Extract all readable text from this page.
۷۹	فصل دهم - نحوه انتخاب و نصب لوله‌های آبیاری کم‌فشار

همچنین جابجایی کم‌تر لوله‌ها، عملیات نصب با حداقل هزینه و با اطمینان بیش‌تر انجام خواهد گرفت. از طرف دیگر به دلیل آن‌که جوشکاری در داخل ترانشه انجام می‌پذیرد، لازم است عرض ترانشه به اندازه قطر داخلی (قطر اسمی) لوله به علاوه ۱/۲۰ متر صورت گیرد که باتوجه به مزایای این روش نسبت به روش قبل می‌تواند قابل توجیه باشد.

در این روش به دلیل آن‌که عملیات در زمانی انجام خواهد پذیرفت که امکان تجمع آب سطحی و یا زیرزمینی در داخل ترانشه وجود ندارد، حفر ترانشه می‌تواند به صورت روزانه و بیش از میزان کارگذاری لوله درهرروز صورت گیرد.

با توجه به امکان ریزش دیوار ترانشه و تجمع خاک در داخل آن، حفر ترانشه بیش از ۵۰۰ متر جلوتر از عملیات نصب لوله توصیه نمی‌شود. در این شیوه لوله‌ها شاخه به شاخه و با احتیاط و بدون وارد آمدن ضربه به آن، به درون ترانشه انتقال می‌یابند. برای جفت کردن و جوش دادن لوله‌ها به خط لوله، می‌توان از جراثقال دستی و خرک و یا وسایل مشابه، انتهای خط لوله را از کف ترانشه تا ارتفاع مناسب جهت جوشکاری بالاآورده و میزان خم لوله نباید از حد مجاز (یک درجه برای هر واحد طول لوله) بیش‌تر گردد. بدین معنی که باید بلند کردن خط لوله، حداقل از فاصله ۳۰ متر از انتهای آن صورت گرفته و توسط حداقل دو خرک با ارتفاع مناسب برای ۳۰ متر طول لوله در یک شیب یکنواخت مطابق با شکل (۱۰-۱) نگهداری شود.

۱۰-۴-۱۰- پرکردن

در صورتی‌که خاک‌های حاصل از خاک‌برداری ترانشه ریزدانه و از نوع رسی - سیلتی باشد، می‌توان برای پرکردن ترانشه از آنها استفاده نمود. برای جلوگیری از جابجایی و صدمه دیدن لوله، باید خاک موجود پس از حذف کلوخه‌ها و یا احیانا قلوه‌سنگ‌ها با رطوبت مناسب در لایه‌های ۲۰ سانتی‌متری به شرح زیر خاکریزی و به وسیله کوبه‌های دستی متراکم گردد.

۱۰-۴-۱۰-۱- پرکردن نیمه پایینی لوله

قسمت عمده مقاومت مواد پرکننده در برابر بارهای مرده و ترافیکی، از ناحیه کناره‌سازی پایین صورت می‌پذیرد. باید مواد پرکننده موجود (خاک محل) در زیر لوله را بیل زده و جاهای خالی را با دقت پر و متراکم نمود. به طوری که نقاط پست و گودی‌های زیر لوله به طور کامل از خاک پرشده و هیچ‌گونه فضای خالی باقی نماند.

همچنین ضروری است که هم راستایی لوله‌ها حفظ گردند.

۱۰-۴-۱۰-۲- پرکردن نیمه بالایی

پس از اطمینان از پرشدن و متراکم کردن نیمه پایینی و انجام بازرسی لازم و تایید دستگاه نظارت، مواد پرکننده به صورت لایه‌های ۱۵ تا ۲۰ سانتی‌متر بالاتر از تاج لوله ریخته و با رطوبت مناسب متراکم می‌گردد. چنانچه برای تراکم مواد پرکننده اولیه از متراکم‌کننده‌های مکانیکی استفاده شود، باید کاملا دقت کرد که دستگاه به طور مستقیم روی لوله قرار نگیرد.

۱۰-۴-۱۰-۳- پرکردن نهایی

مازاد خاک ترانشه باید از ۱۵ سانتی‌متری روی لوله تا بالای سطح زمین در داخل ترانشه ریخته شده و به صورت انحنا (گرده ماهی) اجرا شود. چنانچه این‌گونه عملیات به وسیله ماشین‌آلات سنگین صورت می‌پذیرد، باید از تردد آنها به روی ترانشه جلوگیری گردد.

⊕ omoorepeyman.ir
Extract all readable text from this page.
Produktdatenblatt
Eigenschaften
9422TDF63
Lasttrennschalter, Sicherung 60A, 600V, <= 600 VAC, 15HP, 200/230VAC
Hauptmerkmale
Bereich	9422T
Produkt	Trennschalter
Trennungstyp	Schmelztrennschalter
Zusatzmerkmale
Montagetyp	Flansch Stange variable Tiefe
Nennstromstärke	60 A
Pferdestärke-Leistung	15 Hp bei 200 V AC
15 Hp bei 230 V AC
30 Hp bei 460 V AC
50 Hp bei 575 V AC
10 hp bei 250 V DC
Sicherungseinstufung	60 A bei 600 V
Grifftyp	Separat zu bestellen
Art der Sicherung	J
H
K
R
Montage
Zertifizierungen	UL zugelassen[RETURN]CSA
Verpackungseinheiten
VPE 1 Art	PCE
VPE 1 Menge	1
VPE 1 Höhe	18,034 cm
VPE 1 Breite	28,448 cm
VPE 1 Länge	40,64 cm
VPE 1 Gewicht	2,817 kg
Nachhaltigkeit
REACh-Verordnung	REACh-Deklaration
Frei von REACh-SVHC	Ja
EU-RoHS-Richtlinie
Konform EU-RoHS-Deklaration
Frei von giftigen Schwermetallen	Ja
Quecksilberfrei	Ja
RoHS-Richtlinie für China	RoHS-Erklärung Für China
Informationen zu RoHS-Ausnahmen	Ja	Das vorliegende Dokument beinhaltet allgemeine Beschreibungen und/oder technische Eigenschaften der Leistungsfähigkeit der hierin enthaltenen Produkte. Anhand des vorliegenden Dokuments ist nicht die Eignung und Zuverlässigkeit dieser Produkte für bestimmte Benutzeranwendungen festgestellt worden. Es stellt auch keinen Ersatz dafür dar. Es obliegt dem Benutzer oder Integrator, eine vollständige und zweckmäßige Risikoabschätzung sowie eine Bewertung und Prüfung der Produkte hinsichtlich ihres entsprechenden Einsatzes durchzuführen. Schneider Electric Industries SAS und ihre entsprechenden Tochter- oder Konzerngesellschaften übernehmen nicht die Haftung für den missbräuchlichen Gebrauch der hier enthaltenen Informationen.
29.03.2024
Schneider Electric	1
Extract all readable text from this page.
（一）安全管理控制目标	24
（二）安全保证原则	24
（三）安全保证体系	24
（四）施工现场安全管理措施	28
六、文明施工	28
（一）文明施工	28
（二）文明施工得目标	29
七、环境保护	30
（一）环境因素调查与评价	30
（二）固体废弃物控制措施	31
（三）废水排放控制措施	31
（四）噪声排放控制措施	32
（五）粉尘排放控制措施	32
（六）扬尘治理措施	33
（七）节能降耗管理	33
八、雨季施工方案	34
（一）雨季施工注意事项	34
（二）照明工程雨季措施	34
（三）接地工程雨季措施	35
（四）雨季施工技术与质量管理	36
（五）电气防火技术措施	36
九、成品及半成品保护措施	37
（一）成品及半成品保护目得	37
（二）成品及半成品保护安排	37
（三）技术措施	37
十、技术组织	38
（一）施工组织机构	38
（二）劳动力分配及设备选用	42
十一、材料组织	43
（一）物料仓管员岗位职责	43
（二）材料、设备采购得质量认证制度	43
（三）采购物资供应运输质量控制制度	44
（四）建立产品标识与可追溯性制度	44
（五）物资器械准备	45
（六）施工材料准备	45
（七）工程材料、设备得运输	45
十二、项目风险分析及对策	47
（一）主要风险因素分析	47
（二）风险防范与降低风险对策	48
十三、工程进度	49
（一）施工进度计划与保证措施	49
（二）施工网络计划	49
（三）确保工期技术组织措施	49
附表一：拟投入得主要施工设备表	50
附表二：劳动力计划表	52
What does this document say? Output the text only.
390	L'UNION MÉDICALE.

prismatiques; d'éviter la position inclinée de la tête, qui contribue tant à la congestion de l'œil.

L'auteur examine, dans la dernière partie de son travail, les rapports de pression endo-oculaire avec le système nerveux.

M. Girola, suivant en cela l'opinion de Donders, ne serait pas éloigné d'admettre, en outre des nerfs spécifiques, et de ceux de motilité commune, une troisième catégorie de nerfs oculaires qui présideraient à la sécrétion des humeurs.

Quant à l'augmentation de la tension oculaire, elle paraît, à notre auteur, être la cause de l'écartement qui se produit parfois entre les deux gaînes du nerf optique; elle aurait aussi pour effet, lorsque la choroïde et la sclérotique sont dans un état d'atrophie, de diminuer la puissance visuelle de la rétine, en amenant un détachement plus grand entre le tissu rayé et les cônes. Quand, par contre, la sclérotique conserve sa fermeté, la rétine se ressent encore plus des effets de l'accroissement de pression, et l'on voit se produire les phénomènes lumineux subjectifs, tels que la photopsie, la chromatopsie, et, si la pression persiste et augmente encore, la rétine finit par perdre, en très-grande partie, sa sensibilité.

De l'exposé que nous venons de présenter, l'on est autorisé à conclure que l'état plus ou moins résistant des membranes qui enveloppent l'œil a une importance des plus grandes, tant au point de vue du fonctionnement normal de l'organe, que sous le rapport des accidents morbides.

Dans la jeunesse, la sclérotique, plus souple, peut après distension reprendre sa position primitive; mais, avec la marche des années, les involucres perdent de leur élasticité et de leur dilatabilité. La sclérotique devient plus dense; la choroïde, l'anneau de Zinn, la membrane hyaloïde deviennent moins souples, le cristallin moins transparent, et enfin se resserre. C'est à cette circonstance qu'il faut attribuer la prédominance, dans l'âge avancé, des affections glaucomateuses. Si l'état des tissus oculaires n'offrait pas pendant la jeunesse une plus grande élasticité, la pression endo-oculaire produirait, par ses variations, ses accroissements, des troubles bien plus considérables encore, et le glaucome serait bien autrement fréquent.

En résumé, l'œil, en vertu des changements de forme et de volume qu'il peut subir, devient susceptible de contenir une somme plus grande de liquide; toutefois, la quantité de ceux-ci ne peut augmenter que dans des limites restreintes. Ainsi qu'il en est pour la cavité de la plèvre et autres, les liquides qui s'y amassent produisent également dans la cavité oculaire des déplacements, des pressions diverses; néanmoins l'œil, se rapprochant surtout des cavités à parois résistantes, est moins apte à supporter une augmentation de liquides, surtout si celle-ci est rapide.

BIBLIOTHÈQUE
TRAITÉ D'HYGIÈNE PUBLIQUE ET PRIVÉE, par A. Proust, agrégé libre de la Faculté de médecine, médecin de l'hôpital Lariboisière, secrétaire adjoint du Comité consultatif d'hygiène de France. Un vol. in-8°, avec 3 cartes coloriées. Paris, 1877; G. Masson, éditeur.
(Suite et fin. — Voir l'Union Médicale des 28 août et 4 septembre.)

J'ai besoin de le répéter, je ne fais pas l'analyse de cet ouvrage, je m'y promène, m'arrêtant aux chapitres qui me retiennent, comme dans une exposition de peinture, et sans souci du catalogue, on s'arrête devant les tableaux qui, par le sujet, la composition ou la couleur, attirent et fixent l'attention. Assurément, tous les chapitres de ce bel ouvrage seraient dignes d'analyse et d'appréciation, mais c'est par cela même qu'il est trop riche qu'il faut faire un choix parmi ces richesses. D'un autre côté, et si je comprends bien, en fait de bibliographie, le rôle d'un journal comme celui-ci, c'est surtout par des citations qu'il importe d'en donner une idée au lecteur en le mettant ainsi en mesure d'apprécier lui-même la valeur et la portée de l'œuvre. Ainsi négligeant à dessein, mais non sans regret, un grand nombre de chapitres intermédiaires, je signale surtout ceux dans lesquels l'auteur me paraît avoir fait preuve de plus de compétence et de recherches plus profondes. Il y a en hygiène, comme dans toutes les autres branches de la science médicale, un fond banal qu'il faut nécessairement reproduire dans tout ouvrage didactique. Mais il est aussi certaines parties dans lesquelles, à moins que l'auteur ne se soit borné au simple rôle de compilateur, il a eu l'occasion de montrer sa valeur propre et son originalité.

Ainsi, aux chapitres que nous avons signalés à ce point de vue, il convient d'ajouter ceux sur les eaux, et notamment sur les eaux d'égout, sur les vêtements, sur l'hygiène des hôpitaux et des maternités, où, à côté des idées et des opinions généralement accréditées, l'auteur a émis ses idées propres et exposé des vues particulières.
---+---
SET EXERCISE
Report all lines of the material that contain the word "خواهد".

WRITTEN SOLUTION
همچنین جابجایی کم‌تر لوله‌ها، عملیات نصب با حداقل هزینه و با اطمینان بیش‌تر انجام خواهد گرفت. از طرف دیگر به دلیل آن‌که جوشکاری در داخل ترانشه انجام می‌پذیرد، لازم است عرض ترانشه به اندازه قطر داخلی (قطر اسمی) لوله به علاوه ۱/۲۰ متر صورت گیرد که باتوجه به مزایای این روش نسبت به روش قبل می‌تواند قابل توجیه باشد.
در این روش به دلیل آن‌که عملیات در زمانی انجام خواهد پذیرفت که امکان تجمع آب سطحی و یا زیرزمینی در داخل ترانشه وجود ندارد، حفر ترانشه می‌تواند به صورت روزانه و بیش از میزان کارگذاری لوله درهرروز صورت گیرد.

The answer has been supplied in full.